WHAT THIS TASK INVOLVES:
In the data below, find each line containing the string "Sanità" and return it.

***** RECORDS SUPPLIED

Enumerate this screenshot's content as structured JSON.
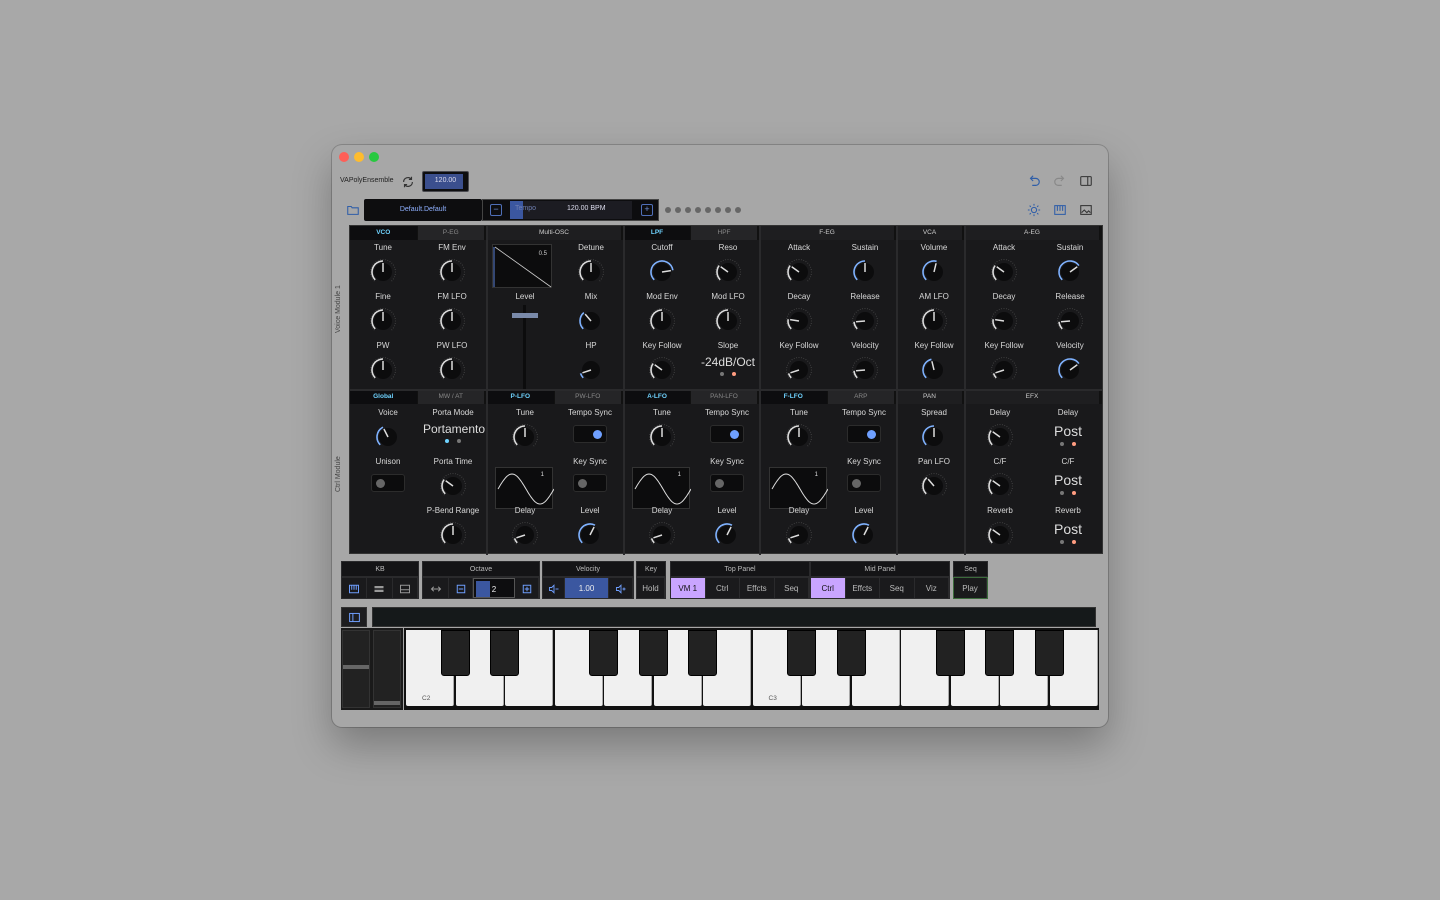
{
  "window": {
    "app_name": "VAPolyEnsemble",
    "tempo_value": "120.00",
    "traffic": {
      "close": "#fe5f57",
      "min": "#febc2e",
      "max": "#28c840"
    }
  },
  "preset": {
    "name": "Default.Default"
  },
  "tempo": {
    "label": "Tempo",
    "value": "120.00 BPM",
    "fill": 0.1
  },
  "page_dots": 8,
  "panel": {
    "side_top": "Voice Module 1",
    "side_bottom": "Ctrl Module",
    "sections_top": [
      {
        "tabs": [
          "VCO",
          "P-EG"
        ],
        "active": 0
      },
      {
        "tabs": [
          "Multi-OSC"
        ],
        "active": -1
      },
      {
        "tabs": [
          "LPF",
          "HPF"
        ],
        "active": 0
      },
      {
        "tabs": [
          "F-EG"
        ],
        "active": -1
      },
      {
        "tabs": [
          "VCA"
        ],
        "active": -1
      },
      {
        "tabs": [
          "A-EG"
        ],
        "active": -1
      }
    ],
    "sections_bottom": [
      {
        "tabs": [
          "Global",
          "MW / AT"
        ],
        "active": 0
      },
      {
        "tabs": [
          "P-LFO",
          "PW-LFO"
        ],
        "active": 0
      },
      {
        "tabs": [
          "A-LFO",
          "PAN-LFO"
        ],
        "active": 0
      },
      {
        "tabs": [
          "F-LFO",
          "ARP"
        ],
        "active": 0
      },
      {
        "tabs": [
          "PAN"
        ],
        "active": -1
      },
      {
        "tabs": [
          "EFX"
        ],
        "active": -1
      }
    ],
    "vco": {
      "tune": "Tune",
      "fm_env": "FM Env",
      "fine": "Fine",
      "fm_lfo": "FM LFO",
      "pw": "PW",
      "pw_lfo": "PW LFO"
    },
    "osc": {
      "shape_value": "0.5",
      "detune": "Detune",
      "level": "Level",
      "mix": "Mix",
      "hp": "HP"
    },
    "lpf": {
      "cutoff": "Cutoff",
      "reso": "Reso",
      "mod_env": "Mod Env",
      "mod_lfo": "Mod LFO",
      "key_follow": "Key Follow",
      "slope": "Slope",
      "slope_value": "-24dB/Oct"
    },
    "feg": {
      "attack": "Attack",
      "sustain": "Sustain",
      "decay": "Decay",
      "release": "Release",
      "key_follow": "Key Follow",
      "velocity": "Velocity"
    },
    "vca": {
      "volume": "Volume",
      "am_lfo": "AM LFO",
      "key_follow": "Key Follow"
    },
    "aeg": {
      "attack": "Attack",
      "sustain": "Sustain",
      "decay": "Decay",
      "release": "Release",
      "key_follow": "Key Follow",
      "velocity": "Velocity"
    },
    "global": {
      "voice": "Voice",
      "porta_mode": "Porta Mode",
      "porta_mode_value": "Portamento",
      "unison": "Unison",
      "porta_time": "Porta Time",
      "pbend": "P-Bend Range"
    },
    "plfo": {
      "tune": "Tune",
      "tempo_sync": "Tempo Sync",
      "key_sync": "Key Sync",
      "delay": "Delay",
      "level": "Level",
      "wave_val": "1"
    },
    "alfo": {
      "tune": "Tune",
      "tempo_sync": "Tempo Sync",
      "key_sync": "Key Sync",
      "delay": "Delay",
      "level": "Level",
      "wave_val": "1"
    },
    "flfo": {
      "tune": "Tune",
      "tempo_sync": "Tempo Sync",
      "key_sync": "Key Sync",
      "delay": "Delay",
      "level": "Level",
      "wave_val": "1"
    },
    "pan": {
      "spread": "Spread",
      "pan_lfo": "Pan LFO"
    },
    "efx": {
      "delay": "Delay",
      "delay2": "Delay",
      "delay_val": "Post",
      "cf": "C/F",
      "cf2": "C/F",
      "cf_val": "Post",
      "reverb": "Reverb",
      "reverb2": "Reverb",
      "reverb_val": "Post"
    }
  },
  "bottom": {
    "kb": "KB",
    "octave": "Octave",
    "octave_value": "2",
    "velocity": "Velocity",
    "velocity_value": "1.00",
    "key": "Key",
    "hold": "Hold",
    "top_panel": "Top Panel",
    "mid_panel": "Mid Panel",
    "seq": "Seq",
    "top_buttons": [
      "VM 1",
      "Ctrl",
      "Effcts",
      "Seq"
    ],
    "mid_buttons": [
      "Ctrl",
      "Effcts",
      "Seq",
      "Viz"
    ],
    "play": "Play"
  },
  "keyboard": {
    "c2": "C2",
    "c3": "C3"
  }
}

**********
***** RECORDS SUPPLIED

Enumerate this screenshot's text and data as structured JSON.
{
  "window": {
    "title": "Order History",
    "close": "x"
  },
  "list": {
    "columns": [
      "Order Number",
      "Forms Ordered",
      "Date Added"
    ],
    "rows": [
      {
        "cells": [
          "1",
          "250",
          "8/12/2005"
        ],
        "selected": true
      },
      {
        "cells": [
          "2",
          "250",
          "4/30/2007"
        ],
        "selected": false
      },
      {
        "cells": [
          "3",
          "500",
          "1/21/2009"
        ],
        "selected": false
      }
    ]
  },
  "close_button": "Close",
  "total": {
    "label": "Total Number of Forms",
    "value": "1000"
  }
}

**********
***** RECORDS SUPPLIED

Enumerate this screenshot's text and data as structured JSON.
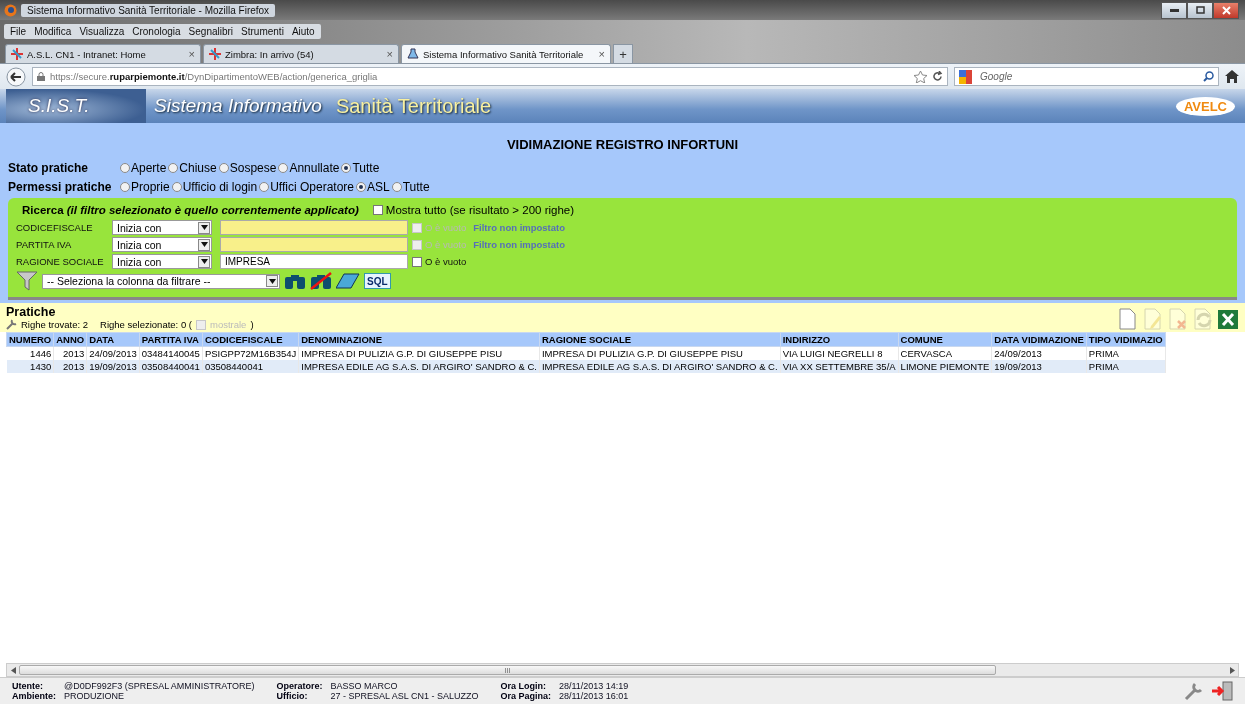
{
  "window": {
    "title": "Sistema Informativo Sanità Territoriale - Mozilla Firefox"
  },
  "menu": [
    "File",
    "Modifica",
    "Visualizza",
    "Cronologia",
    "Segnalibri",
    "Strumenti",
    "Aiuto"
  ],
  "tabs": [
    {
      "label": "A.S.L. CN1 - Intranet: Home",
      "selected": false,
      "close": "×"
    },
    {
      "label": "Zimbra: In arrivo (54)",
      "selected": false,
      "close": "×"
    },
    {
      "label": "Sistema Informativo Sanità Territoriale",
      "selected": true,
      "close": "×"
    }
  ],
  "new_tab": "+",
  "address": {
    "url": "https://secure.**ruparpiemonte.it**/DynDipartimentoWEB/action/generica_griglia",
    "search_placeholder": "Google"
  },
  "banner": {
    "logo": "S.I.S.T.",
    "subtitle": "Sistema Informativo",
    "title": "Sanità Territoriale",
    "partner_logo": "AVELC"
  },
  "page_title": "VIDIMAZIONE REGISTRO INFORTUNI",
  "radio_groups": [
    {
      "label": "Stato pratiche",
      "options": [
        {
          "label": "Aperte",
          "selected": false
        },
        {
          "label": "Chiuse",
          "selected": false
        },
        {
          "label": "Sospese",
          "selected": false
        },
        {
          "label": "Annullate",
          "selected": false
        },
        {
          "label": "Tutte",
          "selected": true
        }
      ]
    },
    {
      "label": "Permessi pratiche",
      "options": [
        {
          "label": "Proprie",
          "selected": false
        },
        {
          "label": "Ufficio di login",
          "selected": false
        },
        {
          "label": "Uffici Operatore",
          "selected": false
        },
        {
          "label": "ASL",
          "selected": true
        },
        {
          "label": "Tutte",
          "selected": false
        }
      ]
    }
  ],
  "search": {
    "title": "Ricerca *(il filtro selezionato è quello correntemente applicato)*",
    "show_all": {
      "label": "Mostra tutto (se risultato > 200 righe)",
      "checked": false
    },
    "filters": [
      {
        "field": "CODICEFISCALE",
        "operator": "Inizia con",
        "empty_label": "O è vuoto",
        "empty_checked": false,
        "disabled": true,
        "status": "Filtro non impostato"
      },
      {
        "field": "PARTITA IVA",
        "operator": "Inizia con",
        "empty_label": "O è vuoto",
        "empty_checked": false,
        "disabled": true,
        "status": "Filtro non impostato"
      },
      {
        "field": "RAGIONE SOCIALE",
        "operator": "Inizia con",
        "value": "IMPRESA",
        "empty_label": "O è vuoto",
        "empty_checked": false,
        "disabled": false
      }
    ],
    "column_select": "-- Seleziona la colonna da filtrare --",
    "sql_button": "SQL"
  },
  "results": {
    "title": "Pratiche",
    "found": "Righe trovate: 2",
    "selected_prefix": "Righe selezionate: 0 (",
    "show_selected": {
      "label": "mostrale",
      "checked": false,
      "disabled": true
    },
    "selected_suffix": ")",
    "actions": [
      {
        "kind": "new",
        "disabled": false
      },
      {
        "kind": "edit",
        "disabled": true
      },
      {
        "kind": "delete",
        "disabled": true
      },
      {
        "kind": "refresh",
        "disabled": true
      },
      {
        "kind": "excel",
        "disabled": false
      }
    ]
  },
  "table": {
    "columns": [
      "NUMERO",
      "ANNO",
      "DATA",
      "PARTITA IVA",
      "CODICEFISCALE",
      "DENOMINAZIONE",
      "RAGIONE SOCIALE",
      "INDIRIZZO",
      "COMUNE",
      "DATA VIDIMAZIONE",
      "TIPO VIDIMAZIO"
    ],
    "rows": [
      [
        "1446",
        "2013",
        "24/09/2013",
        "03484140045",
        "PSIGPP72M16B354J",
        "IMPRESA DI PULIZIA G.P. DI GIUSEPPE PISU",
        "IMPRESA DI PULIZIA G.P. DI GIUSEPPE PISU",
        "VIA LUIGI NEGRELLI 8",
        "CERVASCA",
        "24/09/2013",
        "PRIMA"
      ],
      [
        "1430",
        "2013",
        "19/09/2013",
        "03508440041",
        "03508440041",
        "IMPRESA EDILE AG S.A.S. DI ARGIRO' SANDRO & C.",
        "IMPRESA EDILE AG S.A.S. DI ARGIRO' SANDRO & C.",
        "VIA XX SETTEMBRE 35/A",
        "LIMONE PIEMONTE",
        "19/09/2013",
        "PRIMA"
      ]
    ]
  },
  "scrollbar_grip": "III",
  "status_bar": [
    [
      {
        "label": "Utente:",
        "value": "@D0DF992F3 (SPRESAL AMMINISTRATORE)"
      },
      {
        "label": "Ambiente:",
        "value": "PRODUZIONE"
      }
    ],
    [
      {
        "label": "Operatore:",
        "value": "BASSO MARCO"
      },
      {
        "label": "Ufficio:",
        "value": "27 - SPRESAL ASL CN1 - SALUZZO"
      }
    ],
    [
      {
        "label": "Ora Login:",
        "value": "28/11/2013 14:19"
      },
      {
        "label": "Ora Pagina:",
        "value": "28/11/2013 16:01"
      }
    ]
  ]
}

**********

IN RESPONSE:
    "title": "Sistema Informativo Sanità Territoriale - Mozilla Firefox"
      "label": "Sistema Informativo Sanità Territoriale",
    "title": "Sanità Territoriale",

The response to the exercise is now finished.